(Given request): Return all of the entries word for word, but omit the pictures they contain.

===== Dataset extract =====

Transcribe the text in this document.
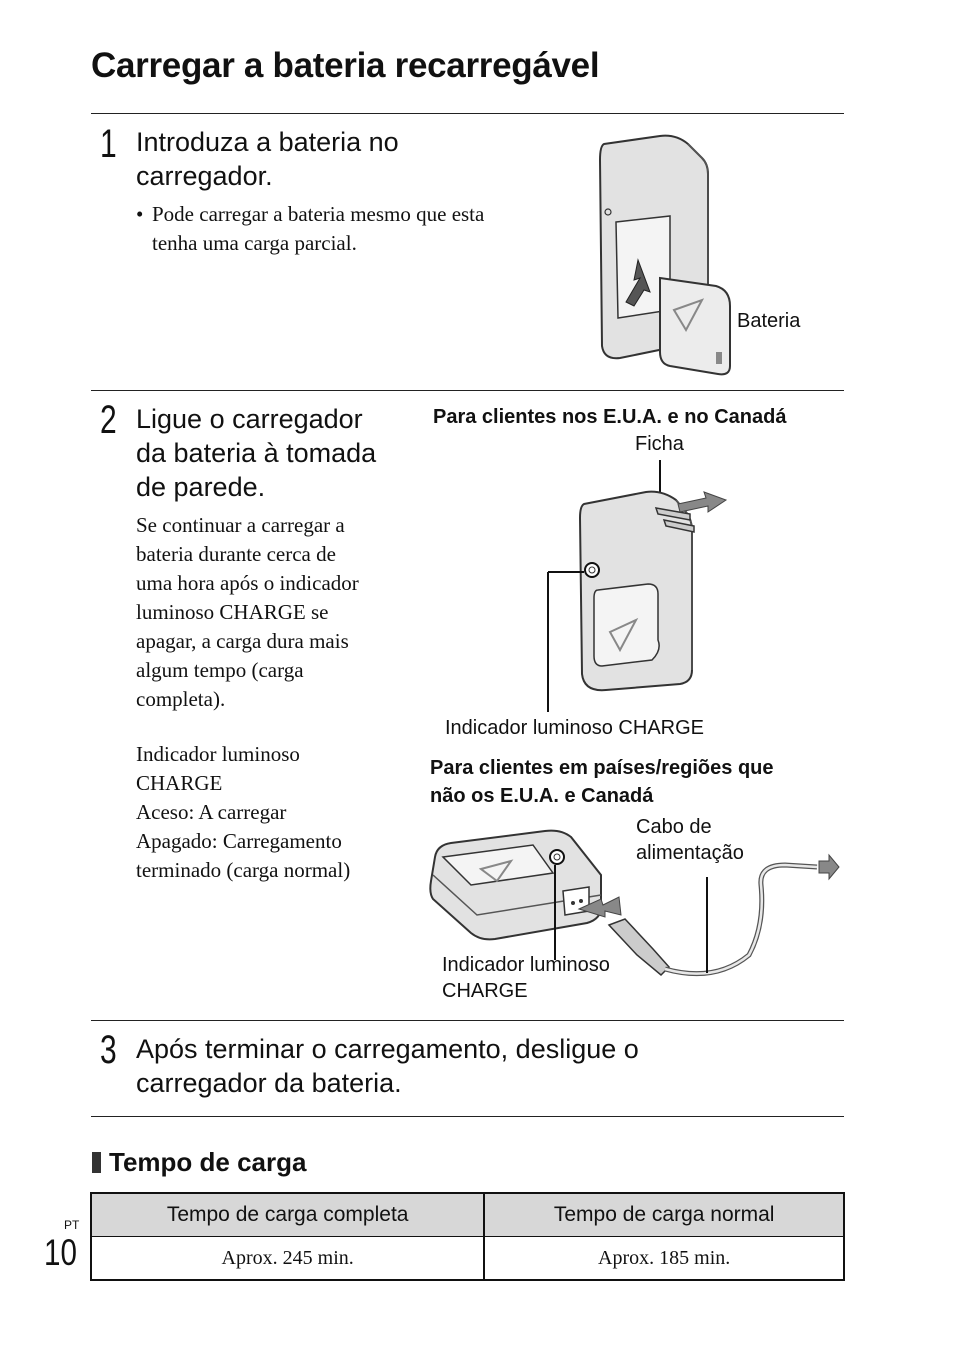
Carregar a bateria recarregável
1 Introduza a bateria no
carregador.
• Pode carregar a bateria mesmo que esta
tenha uma carga parcial.
Bateria
2 Ligue o carregador
da bateria à tomada
de parede.
Se continuar a carregar a
bateria durante cerca de
uma hora após o indicador
luminoso CHARGE se
apagar, a carga dura mais
algum tempo (carga
completa).
Indicador luminoso
CHARGE
Aceso: A carregar
Apagado: Carregamento
terminado (carga normal)
Para clientes nos E.U.A. e no Canadá
Ficha
Indicador luminoso CHARGE
Para clientes em países/regiões que
não os E.U.A. e Canadá
Cabo de
alimentação
Indicador luminoso
CHARGE
3 Após terminar o carregamento, desligue o
carregador da bateria.
Tempo de carga
Tempo de carga completa	Tempo de carga normal
Aprox. 245 min.	Aprox. 185 min.
PT
10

=====

(Finished answer):
Transcribe the text in this document.
Carregar a bateria recarregável
1 Introduza a bateria no
carregador.
• Pode carregar a bateria mesmo que esta
tenha uma carga parcial.
Bateria
2 Ligue o carregador
da bateria à tomada
de parede.
Se continuar a carregar a
bateria durante cerca de
uma hora após o indicador
luminoso CHARGE se
apagar, a carga dura mais
algum tempo (carga
completa).
Indicador luminoso
CHARGE
Aceso: A carregar
Apagado: Carregamento
terminado (carga normal)
Para clientes nos E.U.A. e no Canadá
Ficha
Indicador luminoso CHARGE
Para clientes em países/regiões que
não os E.U.A. e Canadá
Cabo de
alimentação
Indicador luminoso
CHARGE
3 Após terminar o carregamento, desligue o
carregador da bateria.
Tempo de carga
Tempo de carga completa	Tempo de carga normal
Aprox. 245 min.	Aprox. 185 min.
PT
10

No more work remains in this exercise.